Task objective - Omit all pictures and give the records below again exactly as written.

Records for this exercise start

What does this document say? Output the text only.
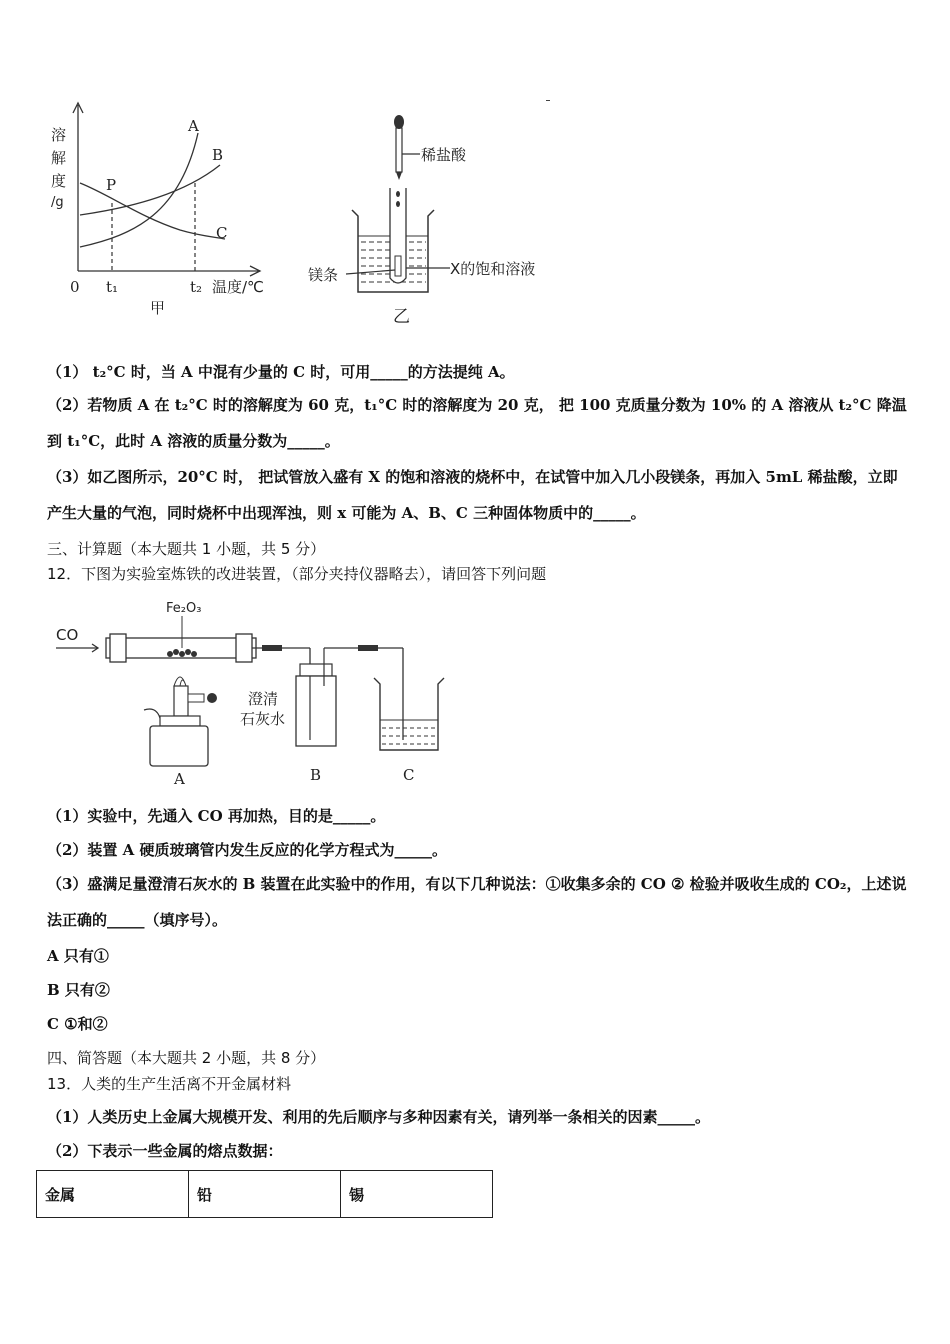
溶
解
度
/g
0 t₁	t₂ 温度/℃
A
B
C
P
甲
稀盐酸
镁条	X的饱和溶液
乙
（1） t₂°C 时，当 A 中混有少量的 C 时，可用_____的方法提纯 A。
（2）若物质 A 在 t₂°C 时的溶解度为 60 克，t₁°C 时的溶解度为 20 克， 把 100 克质量分数为 10% 的 A 溶液从 t₂°C 降温到 t₁°C，此时 A 溶液的质量分数为_____。
（3）如乙图所示，20°C 时， 把试管放入盛有 X 的饱和溶液的烧杯中，在试管中加入几小段镁条，再加入 5mL 稀盐酸，立即产生大量的气泡，同时烧杯中出现浑浊，则 x 可能为 A、B、C 三种固体物质中的_____。
三、计算题（本大题共 1 小题，共 5 分）
12．下图为实验室炼铁的改进装置，（部分夹持仪器略去），请回答下列问题
CO
Fe₂O₃
A
澄清
石灰水
B	C
（1）实验中，先通入 CO 再加热，目的是_____。
（2）装置 A 硬质玻璃管内发生反应的化学方程式为_____。
（3）盛满足量澄清石灰水的 B 装置在此实验中的作用，有以下几种说法：①收集多余的 CO ② 检验并吸收生成的 CO₂，上述说法正确的_____（填序号）。
A 只有①
B 只有②
C ①和②
四、简答题（本大题共 2 小题，共 8 分）
13．人类的生产生活离不开金属材料
（1）人类历史上金属大规模开发、利用的先后顺序与多种因素有关，请列举一条相关的因素_____。
（2）下表示一些金属的熔点数据：
金属	铅	锡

Records for this exercise end

Task answer -
What does this document say? Output the text only.
溶
解
度
/g
0 t₁	t₂ 温度/℃
A
B
C
P
甲
稀盐酸
镁条	X的饱和溶液
乙
（1） t₂°C 时，当 A 中混有少量的 C 时，可用_____的方法提纯 A。
（2）若物质 A 在 t₂°C 时的溶解度为 60 克，t₁°C 时的溶解度为 20 克， 把 100 克质量分数为 10% 的 A 溶液从 t₂°C 降温到 t₁°C，此时 A 溶液的质量分数为_____。
（3）如乙图所示，20°C 时， 把试管放入盛有 X 的饱和溶液的烧杯中，在试管中加入几小段镁条，再加入 5mL 稀盐酸，立即产生大量的气泡，同时烧杯中出现浑浊，则 x 可能为 A、B、C 三种固体物质中的_____。
三、计算题（本大题共 1 小题，共 5 分）
12．下图为实验室炼铁的改进装置，（部分夹持仪器略去），请回答下列问题
CO
Fe₂O₃
A
澄清
石灰水
B	C
（1）实验中，先通入 CO 再加热，目的是_____。
（2）装置 A 硬质玻璃管内发生反应的化学方程式为_____。
（3）盛满足量澄清石灰水的 B 装置在此实验中的作用，有以下几种说法：①收集多余的 CO ② 检验并吸收生成的 CO₂，上述说法正确的_____（填序号）。
A 只有①
B 只有②
C ①和②
四、简答题（本大题共 2 小题，共 8 分）
13．人类的生产生活离不开金属材料
（1）人类历史上金属大规模开发、利用的先后顺序与多种因素有关，请列举一条相关的因素_____。
（2）下表示一些金属的熔点数据：
金属	铅	锡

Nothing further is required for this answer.